Your objective. Locate every line below that contains the word "text" and copy it.

[Dataset items]
::::
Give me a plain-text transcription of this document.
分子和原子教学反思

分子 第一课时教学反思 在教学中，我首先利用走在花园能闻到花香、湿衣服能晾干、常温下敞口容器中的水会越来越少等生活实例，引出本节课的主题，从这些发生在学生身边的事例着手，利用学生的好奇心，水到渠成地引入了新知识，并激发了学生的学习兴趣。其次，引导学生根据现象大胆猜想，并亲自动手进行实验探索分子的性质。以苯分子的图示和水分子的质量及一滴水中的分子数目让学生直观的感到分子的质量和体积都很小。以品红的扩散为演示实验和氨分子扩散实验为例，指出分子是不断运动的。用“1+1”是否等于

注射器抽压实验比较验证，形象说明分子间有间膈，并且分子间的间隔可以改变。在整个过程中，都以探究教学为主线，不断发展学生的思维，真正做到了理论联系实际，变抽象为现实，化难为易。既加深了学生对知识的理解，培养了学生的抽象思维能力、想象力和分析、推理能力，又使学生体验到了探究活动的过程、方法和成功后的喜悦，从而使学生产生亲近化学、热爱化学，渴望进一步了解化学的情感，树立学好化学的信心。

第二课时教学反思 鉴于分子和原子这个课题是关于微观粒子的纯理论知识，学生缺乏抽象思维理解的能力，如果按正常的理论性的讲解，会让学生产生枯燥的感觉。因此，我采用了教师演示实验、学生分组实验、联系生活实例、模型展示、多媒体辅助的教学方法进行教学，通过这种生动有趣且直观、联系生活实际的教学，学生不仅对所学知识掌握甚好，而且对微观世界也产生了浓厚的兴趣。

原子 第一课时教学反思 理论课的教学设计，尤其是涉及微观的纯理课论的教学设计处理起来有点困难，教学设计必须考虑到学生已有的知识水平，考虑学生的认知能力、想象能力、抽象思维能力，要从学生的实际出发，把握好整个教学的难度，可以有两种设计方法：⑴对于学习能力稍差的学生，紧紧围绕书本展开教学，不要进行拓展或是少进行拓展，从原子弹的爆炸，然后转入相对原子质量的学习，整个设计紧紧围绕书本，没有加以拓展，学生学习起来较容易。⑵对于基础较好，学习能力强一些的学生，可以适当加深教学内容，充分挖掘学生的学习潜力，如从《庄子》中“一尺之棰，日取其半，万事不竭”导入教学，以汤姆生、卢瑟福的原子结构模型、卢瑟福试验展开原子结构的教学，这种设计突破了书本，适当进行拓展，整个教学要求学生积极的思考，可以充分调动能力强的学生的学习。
::::
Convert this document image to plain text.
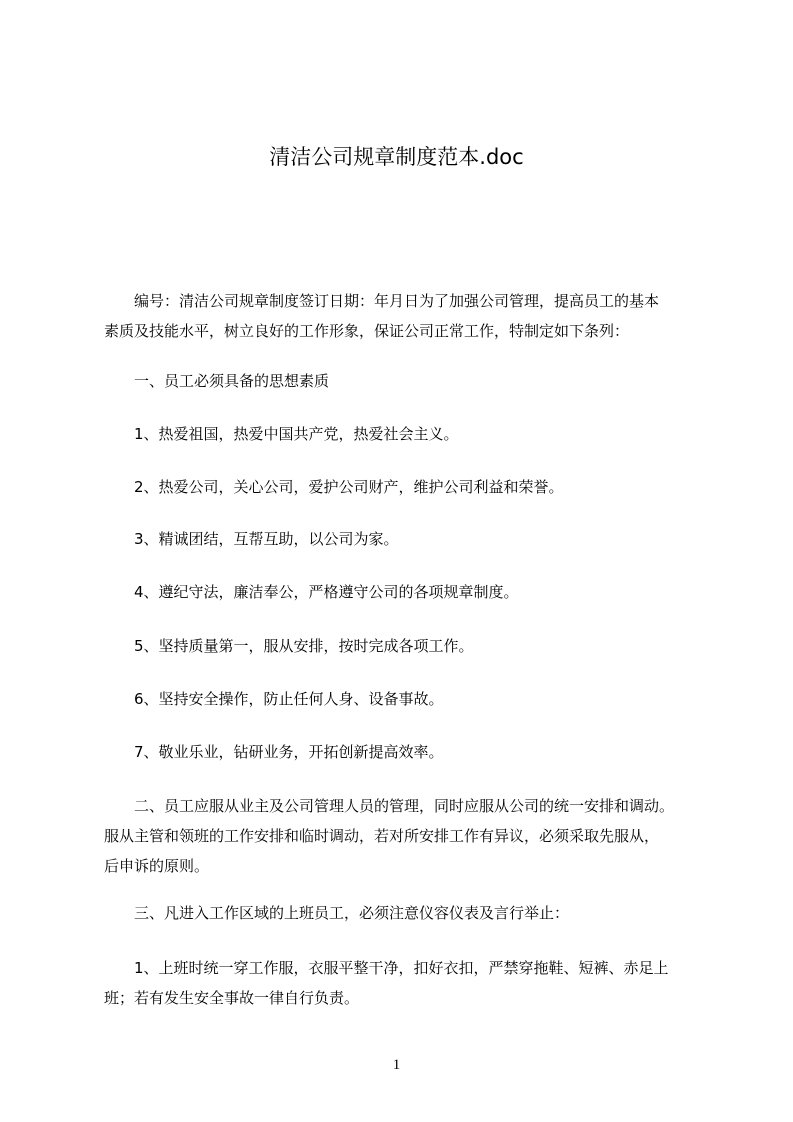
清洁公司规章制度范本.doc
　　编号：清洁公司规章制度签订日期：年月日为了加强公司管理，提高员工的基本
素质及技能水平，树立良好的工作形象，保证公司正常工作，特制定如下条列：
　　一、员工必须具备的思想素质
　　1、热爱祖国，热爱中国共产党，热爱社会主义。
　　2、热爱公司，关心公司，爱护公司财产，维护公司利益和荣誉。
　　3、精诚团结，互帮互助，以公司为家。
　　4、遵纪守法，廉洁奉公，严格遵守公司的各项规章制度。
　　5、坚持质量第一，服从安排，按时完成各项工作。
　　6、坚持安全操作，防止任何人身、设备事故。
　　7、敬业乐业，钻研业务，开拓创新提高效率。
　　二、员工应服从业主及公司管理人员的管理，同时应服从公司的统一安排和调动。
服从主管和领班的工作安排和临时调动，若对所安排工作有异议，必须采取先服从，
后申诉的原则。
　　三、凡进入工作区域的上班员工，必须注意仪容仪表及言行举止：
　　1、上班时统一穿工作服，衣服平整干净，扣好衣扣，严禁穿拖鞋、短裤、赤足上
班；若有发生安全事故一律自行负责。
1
::::
Response for this exercise.
Give me a plain-text transcription of this document.
Convert this document image to plain text.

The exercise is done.